Ryan’s rebrand attempt began in April when he released an ad claiming he has spent his entire political life "sounding the alarm on China" and voting "against bad trade deals." That ad backfired after left-wing Democrats accused him of xenophobia against Chinese Americans.
Following the Biden administration’s announcement that it would end Title 42 restrictions on the southern border—a federal power first used by Trump that gives law enforcement the ability to rapidly deport migrants—Ryan called the decision "wrong and reckless," breaking with top Democrats such as Senate Majority Leader Chuck Schumer (D., N.Y.).
"Prematurely ending this policy without a path forward does nothing to keep Americans safe, support our Border Patrol agents, protect asylum-seekers, or bring about the comprehensive fix our immigration system needs," Ryan said at the time. He has also called a "strong border" a "basic American value," a stark contrast to his rhetoric in 2018 when he said Trump's "zero-tolerance immigration policy" showed he didn't have an "ounce of humanity."

> **TRY IT**
Retype the part of the passage on Ryan's political rebrand that begins at the words "Ryan’s rebrand attempt" and stops after "Schumer (D., N.Y.).".

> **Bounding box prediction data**
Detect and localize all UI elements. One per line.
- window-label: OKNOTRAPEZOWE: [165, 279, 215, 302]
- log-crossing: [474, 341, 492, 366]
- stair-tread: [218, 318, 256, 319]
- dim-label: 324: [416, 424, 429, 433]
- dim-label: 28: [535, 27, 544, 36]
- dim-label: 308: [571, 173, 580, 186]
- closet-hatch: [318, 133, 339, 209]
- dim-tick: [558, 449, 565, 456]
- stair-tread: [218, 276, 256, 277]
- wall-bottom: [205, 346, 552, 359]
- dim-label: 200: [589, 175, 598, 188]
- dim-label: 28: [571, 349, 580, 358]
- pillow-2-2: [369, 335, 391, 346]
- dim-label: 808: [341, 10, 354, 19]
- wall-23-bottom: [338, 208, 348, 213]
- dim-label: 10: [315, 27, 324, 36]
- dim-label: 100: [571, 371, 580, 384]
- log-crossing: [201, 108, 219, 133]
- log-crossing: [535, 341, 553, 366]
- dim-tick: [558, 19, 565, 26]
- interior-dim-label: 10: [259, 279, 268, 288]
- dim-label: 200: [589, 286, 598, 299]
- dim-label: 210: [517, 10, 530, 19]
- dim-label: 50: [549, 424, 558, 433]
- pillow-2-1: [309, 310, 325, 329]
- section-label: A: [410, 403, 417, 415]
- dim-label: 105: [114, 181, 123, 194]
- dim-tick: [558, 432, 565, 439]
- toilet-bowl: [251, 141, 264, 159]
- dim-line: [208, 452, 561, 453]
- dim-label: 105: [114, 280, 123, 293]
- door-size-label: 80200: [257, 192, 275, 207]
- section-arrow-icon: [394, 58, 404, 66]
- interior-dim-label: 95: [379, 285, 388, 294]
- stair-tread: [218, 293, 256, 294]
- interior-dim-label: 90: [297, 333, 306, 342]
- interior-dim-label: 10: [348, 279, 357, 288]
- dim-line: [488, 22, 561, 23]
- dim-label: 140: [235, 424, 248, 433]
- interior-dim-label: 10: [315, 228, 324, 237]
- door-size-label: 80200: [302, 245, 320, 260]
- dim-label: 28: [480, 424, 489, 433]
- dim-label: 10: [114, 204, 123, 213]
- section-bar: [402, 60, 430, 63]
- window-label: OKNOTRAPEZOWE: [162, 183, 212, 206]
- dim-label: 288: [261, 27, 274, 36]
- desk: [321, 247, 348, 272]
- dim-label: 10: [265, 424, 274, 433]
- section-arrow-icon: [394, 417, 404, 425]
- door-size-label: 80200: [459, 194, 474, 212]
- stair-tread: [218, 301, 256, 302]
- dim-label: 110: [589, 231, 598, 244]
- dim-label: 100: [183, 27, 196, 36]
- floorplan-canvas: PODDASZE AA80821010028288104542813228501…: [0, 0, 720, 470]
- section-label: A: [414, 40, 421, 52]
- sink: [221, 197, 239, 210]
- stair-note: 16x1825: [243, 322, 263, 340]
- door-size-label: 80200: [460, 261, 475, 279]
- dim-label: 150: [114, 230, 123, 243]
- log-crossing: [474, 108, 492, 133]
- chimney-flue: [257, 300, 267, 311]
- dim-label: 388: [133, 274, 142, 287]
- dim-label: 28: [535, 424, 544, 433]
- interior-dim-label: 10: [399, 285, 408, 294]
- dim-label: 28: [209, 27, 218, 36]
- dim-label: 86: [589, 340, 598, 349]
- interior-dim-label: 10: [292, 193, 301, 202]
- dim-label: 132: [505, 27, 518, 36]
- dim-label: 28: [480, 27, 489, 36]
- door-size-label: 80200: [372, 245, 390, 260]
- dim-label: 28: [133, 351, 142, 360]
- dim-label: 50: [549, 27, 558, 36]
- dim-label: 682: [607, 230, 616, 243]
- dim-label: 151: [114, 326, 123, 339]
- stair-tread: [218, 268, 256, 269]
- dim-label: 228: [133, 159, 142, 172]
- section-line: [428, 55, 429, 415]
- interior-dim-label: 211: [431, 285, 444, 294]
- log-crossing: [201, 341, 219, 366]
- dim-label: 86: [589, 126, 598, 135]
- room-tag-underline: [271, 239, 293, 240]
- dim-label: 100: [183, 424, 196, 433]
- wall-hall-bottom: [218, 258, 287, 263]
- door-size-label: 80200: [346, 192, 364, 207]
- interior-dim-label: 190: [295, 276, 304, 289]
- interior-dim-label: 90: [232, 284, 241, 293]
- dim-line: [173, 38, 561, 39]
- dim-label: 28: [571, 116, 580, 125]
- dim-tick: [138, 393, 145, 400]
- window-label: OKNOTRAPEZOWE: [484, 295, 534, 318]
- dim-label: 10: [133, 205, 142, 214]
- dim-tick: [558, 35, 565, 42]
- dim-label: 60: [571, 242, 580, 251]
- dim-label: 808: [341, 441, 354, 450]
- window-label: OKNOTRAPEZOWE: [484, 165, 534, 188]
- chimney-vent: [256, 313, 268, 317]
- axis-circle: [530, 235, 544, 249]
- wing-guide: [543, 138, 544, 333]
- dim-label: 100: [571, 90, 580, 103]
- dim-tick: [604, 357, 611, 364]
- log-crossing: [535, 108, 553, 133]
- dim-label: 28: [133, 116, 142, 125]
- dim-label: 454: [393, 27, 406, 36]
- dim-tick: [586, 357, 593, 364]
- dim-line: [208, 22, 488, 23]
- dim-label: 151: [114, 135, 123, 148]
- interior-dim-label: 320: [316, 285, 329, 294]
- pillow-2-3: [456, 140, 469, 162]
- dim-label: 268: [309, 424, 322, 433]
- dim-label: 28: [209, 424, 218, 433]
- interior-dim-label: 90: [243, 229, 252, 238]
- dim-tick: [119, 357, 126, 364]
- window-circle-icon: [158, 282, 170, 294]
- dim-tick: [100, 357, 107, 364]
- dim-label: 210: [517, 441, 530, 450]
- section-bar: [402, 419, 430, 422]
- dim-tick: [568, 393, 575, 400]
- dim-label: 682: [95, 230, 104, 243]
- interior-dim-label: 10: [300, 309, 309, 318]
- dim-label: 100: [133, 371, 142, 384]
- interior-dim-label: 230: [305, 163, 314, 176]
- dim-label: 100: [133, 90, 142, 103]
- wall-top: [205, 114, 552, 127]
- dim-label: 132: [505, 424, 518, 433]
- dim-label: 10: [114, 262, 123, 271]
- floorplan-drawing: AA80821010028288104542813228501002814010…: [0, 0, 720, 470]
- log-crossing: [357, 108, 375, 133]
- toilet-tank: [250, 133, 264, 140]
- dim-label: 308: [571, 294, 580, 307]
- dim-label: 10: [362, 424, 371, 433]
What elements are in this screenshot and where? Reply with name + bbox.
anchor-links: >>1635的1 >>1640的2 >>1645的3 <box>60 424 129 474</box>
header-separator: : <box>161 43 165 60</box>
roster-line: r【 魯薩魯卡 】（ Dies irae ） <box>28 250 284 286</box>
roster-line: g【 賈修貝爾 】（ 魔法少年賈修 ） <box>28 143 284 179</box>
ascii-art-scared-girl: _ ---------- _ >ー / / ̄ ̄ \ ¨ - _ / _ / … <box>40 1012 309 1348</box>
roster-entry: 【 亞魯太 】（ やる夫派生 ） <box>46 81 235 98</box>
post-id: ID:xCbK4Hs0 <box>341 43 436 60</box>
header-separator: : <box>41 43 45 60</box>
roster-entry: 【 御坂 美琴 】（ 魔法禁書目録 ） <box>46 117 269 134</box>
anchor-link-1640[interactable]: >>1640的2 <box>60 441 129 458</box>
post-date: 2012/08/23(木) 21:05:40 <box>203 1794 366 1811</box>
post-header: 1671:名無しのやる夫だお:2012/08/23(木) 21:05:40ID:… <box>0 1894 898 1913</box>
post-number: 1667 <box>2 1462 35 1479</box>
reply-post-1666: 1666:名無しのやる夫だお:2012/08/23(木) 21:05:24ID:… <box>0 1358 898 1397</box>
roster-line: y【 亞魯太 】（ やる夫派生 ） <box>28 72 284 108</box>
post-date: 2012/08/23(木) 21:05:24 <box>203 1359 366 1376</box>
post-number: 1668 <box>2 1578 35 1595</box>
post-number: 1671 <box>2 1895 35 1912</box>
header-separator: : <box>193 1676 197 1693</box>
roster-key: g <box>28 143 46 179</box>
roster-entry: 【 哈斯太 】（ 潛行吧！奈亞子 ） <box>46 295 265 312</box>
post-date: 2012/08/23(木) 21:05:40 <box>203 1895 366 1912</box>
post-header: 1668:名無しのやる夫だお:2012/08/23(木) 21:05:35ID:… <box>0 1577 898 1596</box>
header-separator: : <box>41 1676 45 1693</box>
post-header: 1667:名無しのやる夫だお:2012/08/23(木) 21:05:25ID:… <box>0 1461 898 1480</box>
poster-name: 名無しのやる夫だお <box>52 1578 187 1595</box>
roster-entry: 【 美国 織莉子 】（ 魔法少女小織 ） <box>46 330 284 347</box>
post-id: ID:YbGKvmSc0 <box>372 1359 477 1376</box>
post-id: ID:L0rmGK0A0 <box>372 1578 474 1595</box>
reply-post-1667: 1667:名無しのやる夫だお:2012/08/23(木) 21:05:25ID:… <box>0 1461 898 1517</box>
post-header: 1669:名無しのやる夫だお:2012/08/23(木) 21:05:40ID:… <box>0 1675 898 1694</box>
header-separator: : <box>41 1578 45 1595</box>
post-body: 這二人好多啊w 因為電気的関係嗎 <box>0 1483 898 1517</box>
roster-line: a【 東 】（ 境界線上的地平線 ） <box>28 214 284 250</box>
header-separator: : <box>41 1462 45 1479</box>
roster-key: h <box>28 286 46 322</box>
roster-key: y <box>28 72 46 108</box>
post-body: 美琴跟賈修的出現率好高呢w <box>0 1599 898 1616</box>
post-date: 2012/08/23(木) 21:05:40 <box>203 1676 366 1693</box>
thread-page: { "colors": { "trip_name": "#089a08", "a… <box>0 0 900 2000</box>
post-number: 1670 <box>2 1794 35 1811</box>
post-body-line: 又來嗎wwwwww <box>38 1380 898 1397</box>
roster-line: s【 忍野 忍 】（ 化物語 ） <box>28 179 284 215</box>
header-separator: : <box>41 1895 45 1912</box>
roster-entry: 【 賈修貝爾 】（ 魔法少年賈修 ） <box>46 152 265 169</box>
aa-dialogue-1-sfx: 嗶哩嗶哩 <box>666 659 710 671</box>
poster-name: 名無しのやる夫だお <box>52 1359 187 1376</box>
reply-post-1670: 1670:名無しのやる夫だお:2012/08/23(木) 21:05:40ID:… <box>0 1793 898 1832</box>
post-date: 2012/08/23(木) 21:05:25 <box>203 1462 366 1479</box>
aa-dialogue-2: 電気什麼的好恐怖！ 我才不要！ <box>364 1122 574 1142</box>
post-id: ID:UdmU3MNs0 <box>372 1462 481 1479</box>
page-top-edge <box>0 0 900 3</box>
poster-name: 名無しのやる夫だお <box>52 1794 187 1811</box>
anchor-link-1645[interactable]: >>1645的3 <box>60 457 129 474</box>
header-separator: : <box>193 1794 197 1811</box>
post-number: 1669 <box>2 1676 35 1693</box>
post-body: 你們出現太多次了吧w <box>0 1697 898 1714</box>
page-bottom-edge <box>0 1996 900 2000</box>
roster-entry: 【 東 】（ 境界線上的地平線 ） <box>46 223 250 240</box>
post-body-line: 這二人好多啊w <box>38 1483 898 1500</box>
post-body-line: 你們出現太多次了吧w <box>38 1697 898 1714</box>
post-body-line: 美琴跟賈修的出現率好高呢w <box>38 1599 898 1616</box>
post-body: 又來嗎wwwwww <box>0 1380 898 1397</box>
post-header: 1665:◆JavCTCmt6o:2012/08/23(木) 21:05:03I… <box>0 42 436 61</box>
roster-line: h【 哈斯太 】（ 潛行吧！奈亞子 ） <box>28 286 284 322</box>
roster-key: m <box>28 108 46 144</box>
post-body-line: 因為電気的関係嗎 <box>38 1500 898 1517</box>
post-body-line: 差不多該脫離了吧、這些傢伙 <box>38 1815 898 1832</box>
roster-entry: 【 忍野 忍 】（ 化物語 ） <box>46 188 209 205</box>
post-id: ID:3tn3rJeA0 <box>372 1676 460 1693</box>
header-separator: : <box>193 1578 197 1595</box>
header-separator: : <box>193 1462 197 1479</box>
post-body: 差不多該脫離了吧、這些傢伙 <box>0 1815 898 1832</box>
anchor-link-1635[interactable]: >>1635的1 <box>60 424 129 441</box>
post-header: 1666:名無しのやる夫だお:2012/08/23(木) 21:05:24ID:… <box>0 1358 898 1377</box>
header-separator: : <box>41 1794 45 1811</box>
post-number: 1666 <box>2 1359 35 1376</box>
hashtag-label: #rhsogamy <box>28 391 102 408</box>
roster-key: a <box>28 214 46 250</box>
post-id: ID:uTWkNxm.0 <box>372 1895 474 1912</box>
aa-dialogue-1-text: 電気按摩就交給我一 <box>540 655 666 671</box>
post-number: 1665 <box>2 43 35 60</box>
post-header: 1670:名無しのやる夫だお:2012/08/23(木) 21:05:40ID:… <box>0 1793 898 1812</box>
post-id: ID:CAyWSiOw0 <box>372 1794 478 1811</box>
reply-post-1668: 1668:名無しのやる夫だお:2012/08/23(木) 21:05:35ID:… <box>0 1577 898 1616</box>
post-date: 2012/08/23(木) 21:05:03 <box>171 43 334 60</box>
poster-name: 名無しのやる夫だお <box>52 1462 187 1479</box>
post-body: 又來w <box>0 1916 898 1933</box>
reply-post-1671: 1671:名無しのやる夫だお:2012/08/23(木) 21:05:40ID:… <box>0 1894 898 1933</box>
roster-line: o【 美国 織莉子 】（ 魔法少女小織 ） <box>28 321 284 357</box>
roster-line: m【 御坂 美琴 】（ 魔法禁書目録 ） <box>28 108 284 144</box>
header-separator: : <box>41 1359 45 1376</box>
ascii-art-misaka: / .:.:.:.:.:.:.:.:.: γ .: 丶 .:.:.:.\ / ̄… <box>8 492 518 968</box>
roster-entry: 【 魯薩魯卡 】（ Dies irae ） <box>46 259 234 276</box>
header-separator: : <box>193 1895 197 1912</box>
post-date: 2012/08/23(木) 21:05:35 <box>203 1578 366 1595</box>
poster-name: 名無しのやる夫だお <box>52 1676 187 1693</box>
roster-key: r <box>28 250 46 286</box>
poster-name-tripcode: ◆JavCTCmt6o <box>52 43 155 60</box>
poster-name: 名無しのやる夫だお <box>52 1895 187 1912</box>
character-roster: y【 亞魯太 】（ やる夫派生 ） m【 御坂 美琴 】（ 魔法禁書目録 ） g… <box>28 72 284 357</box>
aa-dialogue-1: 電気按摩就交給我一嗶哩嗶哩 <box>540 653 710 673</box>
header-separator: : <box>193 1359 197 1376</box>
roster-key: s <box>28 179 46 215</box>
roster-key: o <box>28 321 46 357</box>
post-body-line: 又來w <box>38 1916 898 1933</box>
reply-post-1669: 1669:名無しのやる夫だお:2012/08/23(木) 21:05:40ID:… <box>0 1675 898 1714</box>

> **ANSWER FOR THE TASK**
Ryan’s rebrand attempt began in April when he released an ad claiming he has spent his entire political life "sounding the alarm on China" and voting "against bad trade deals." That ad backfired after left-wing Democrats accused him of xenophobia against Chinese Americans.
Following the Biden administration’s announcement that it would end Title 42 restrictions on the southern border—a federal power first used by Trump that gives law enforcement the ability to rapidly deport migrants—Ryan called the decision "wrong and reckless," breaking with top Democrats such as Senate Majority Leader Chuck Schumer (D., N.Y.).